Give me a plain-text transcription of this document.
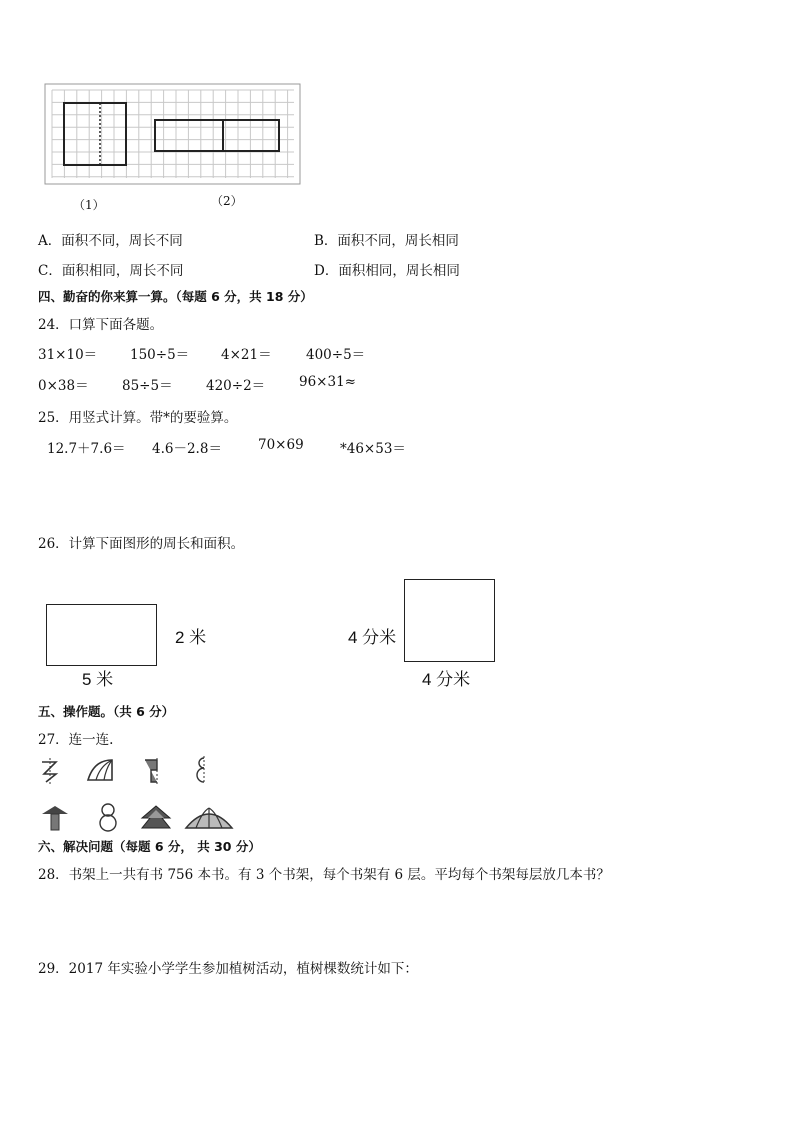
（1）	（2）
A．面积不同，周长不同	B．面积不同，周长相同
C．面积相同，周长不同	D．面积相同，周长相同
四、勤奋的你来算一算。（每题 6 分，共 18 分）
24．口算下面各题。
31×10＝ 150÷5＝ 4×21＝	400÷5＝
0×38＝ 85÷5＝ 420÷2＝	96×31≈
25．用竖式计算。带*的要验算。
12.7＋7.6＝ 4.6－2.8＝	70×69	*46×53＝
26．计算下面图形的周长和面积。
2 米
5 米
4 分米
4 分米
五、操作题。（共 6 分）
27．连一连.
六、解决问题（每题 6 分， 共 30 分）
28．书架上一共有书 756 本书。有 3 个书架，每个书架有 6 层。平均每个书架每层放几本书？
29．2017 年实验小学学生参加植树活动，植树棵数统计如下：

..........

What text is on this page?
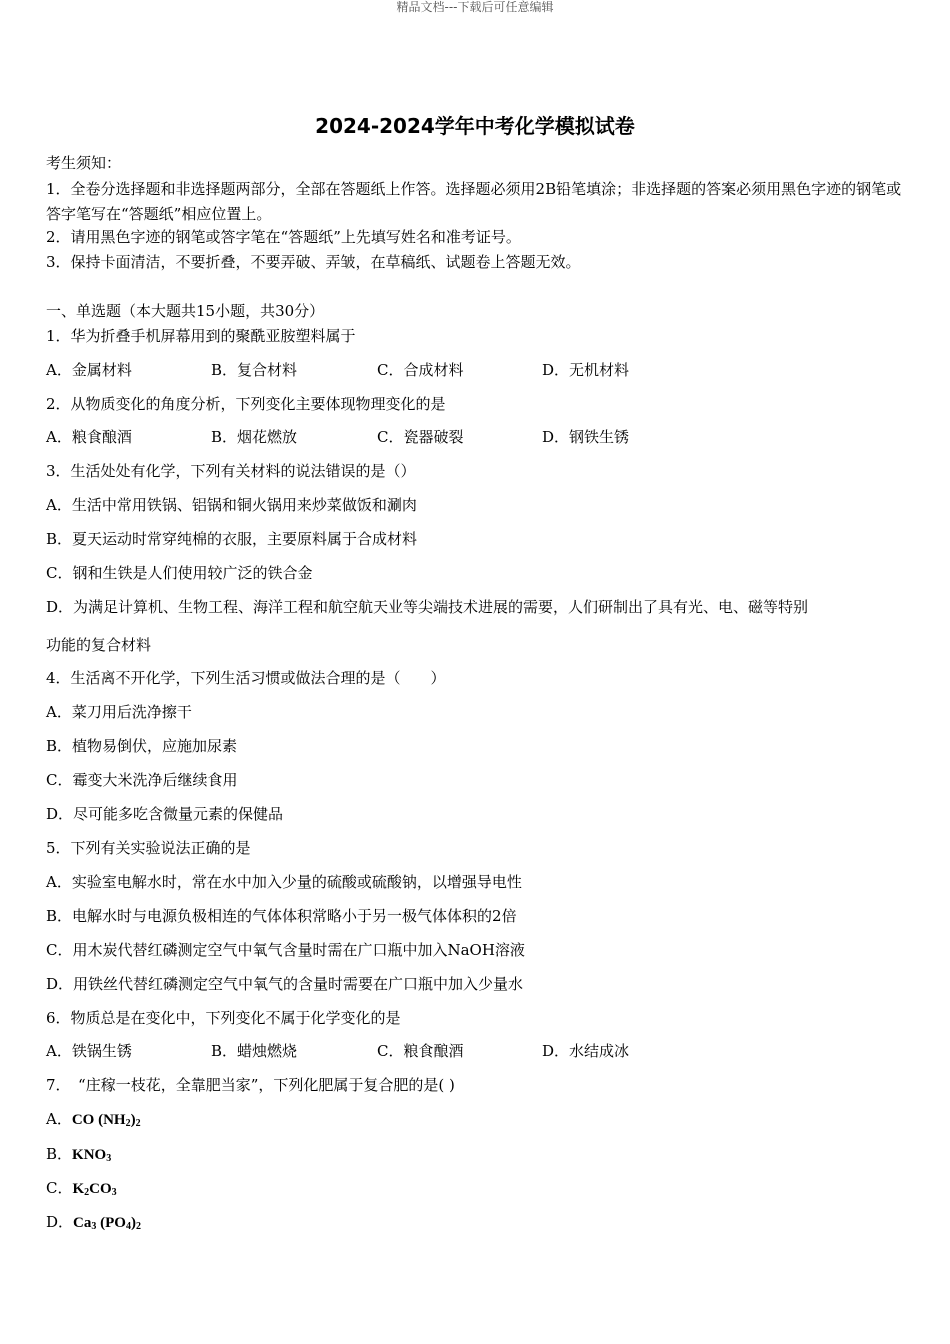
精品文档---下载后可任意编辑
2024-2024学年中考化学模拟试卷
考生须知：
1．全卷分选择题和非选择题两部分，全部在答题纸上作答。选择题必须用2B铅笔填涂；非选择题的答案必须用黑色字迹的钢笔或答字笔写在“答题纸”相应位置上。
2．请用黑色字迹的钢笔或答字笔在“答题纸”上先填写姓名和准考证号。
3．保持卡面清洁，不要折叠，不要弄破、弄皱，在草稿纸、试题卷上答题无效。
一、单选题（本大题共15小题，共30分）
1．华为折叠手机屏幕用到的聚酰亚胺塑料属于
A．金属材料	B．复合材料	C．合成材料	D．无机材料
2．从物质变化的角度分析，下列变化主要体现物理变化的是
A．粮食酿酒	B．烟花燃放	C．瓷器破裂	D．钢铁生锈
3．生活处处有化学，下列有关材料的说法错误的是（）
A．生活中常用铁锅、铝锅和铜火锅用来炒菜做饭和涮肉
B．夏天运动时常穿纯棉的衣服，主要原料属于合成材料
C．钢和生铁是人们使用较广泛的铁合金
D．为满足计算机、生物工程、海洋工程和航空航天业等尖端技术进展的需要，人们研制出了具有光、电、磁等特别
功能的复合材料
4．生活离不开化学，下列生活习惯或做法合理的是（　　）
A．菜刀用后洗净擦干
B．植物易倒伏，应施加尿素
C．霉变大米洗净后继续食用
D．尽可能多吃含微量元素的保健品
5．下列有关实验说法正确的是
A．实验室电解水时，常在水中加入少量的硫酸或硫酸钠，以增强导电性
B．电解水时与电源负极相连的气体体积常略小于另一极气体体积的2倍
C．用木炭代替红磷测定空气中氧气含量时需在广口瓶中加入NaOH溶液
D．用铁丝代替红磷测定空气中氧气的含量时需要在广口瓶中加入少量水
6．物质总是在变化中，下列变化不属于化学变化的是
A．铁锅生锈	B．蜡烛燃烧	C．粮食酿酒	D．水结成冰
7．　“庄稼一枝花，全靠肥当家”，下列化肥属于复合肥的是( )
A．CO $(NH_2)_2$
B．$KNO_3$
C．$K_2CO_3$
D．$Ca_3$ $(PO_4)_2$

..........

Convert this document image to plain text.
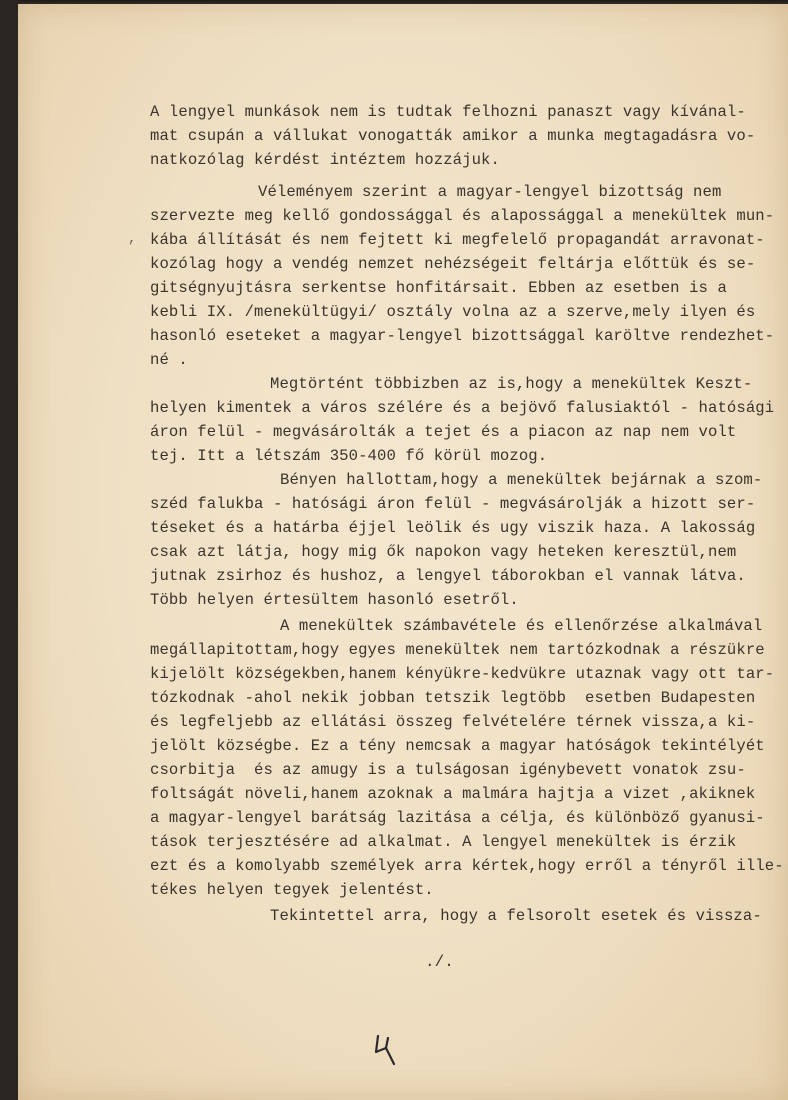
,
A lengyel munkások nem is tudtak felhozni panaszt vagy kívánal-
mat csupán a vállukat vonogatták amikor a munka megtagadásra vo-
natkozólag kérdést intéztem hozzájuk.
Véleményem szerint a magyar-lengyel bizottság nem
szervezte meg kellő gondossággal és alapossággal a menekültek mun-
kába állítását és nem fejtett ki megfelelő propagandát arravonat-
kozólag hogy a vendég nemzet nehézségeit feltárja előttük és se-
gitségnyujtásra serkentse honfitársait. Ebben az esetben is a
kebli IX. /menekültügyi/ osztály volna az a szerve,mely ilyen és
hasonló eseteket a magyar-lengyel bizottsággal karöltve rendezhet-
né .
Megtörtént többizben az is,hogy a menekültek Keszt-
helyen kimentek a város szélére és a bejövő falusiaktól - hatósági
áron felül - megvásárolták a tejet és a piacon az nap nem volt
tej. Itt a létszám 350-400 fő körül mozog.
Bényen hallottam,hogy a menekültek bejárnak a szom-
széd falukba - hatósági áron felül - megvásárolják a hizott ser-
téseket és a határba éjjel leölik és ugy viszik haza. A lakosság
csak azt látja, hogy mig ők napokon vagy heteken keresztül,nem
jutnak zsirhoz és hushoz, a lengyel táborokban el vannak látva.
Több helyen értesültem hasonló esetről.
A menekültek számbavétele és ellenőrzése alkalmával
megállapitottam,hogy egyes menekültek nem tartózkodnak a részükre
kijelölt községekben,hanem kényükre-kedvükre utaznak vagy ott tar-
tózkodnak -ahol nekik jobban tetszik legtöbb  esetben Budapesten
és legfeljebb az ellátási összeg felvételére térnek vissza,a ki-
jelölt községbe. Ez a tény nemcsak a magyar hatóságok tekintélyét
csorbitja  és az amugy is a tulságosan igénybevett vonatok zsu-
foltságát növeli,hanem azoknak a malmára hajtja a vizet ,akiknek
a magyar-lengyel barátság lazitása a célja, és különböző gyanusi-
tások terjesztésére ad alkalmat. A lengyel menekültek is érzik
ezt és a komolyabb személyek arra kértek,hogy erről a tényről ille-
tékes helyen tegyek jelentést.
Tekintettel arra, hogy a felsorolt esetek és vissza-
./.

..........

Stated goal>
Tell how many lines in the material contain the word "helyen". Only the number is wanted.

Written answer>
3